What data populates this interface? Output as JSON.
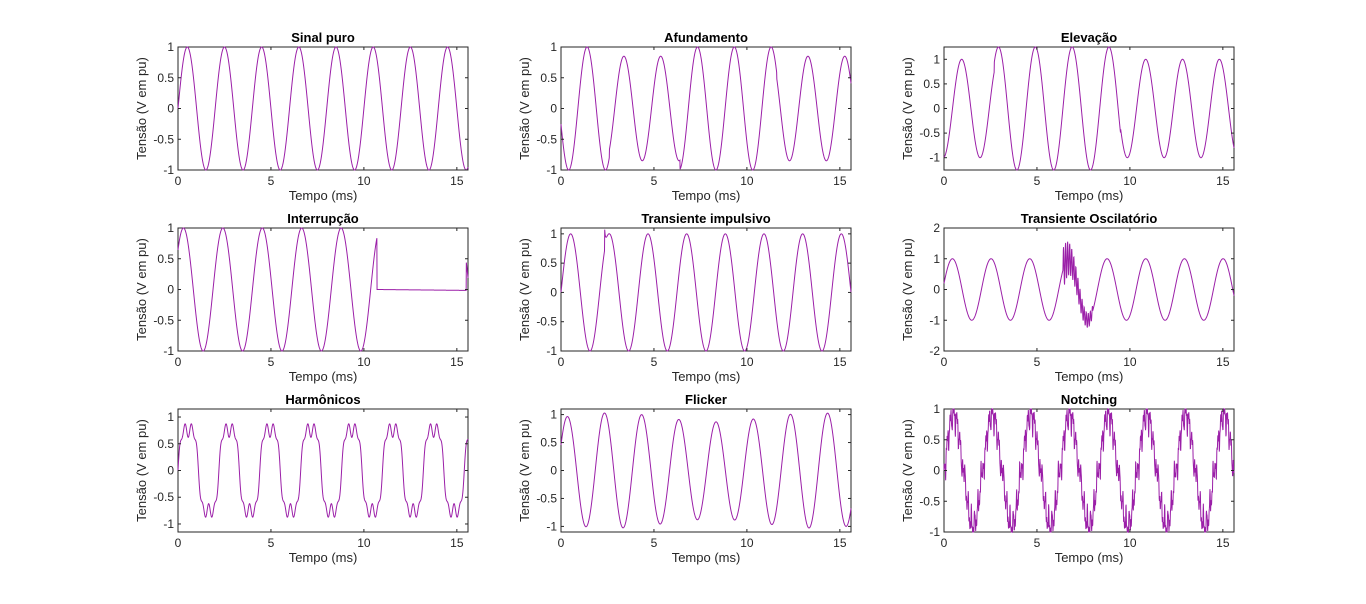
{
  "colors": {
    "trace": "#9b1fa8",
    "axis": "#262626",
    "background": "#ffffff"
  },
  "chart_data": [
    {
      "type": "line",
      "title": "Sinal puro",
      "kind": "puro",
      "xlabel": "Tempo (ms)",
      "ylabel": "Tensão (V em pu)",
      "xlim": [
        0,
        15.6
      ],
      "ylim": [
        -1,
        1
      ],
      "xticks": [
        0,
        5,
        10,
        15
      ],
      "yticks": [
        -1,
        -0.5,
        0,
        0.5,
        1
      ],
      "ytick_labels": [
        "-1",
        "-0.5",
        "0",
        "0.5",
        "1"
      ],
      "cycle_ms": 2.0,
      "amplitude": 1.0
    },
    {
      "type": "line",
      "title": "Afundamento",
      "kind": "afundamento",
      "xlabel": "Tempo (ms)",
      "ylabel": "Tensão (V em pu)",
      "xlim": [
        0,
        15.6
      ],
      "ylim": [
        -1,
        1
      ],
      "xticks": [
        0,
        5,
        10,
        15
      ],
      "yticks": [
        -1,
        -0.5,
        0,
        0.5,
        1
      ],
      "ytick_labels": [
        "-1",
        "-0.5",
        "0",
        "0.5",
        "1"
      ],
      "cycle_ms": 1.98,
      "amplitude": 1.0,
      "sag_amplitude": 0.85
    },
    {
      "type": "line",
      "title": "Elevação",
      "kind": "elevacao",
      "xlabel": "Tempo (ms)",
      "ylabel": "Tensão (V em pu)",
      "xlim": [
        0,
        15.6
      ],
      "ylim": [
        -1.25,
        1.25
      ],
      "xticks": [
        0,
        5,
        10,
        15
      ],
      "yticks": [
        -1,
        -0.5,
        0,
        0.5,
        1
      ],
      "ytick_labels": [
        "-1",
        "-0.5",
        "0",
        "0.5",
        "1"
      ],
      "cycle_ms": 1.98,
      "amplitude": 1.0,
      "swell_amplitude": 1.25
    },
    {
      "type": "line",
      "title": "Interrupção",
      "kind": "interrupcao",
      "xlabel": "Tempo (ms)",
      "ylabel": "Tensão (V em pu)",
      "xlim": [
        0,
        15.6
      ],
      "ylim": [
        -1,
        1
      ],
      "xticks": [
        0,
        5,
        10,
        15
      ],
      "yticks": [
        -1,
        -0.5,
        0,
        0.5,
        1
      ],
      "ytick_labels": [
        "-1",
        "-0.5",
        "0",
        "0.5",
        "1"
      ],
      "cycle_ms": 2.12,
      "amplitude": 1.0,
      "interruption_ms": [
        10.7,
        15.5
      ]
    },
    {
      "type": "line",
      "title": "Transiente impulsivo",
      "kind": "impulsivo",
      "xlabel": "Tempo (ms)",
      "ylabel": "Tensão (V em pu)",
      "xlim": [
        0,
        15.6
      ],
      "ylim": [
        -1,
        1.1
      ],
      "xticks": [
        0,
        5,
        10,
        15
      ],
      "yticks": [
        -1,
        -0.5,
        0,
        0.5,
        1
      ],
      "ytick_labels": [
        "-1",
        "-0.5",
        "0",
        "0.5",
        "1"
      ],
      "cycle_ms": 2.08,
      "amplitude": 1.0,
      "impulse_ms": 2.35
    },
    {
      "type": "line",
      "title": "Transiente Oscilatório",
      "kind": "oscilatorio",
      "xlabel": "Tempo (ms)",
      "ylabel": "Tensão (V em pu)",
      "xlim": [
        0,
        15.6
      ],
      "ylim": [
        -2,
        2
      ],
      "xticks": [
        0,
        5,
        10,
        15
      ],
      "yticks": [
        -2,
        -1,
        0,
        1,
        2
      ],
      "ytick_labels": [
        "-2",
        "-1",
        "0",
        "1",
        "2"
      ],
      "cycle_ms": 2.08,
      "amplitude": 1.0,
      "transient_ms": [
        6.4,
        8.0
      ]
    },
    {
      "type": "line",
      "title": "Harmônicos",
      "kind": "harmonicos",
      "xlabel": "Tempo (ms)",
      "ylabel": "Tensão (V em pu)",
      "xlim": [
        0,
        15.6
      ],
      "ylim": [
        -1.15,
        1.15
      ],
      "xticks": [
        0,
        5,
        10,
        15
      ],
      "yticks": [
        -1,
        -0.5,
        0,
        0.5,
        1
      ],
      "ytick_labels": [
        "-1",
        "-0.5",
        "0",
        "0.5",
        "1"
      ],
      "cycle_ms": 2.2,
      "amplitude": 1.0
    },
    {
      "type": "line",
      "title": "Flicker",
      "kind": "flicker",
      "xlabel": "Tempo (ms)",
      "ylabel": "Tensão (V em pu)",
      "xlim": [
        0,
        15.6
      ],
      "ylim": [
        -1.1,
        1.1
      ],
      "xticks": [
        0,
        5,
        10,
        15
      ],
      "yticks": [
        -1,
        -0.5,
        0,
        0.5,
        1
      ],
      "ytick_labels": [
        "-1",
        "-0.5",
        "0",
        "0.5",
        "1"
      ],
      "cycle_ms": 2.0,
      "amplitude": 1.0
    },
    {
      "type": "line",
      "title": "Notching",
      "kind": "notching",
      "xlabel": "Tempo (ms)",
      "ylabel": "Tensão (V em pu)",
      "xlim": [
        0,
        15.6
      ],
      "ylim": [
        -1,
        1
      ],
      "xticks": [
        0,
        5,
        10,
        15
      ],
      "yticks": [
        -1,
        -0.5,
        0,
        0.5,
        1
      ],
      "ytick_labels": [
        "-1",
        "-0.5",
        "0",
        "0.5",
        "1"
      ],
      "cycle_ms": 2.08,
      "amplitude": 1.0
    }
  ]
}
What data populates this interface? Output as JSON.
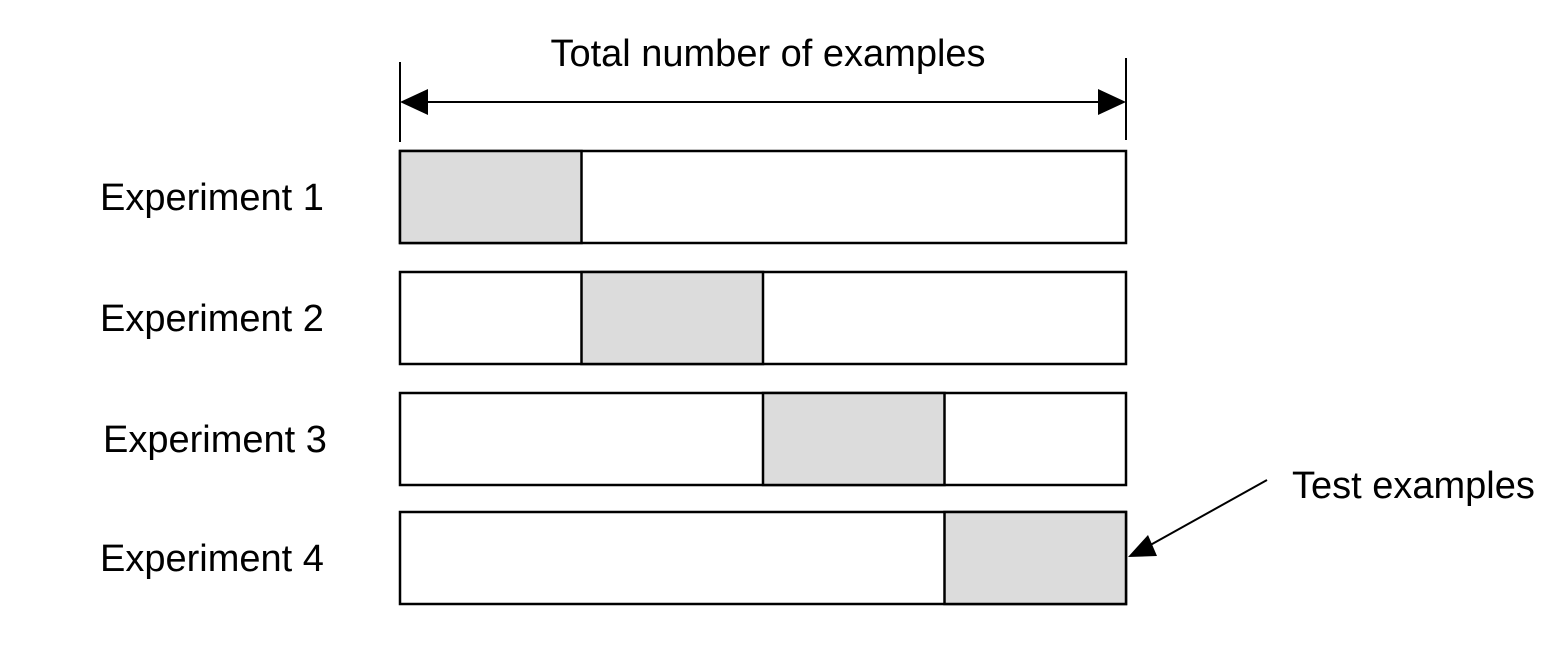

++++++

- [Exercise instructions]
Count the lines that hold the string "kind" and state that number alone.

- [Result for this task]
9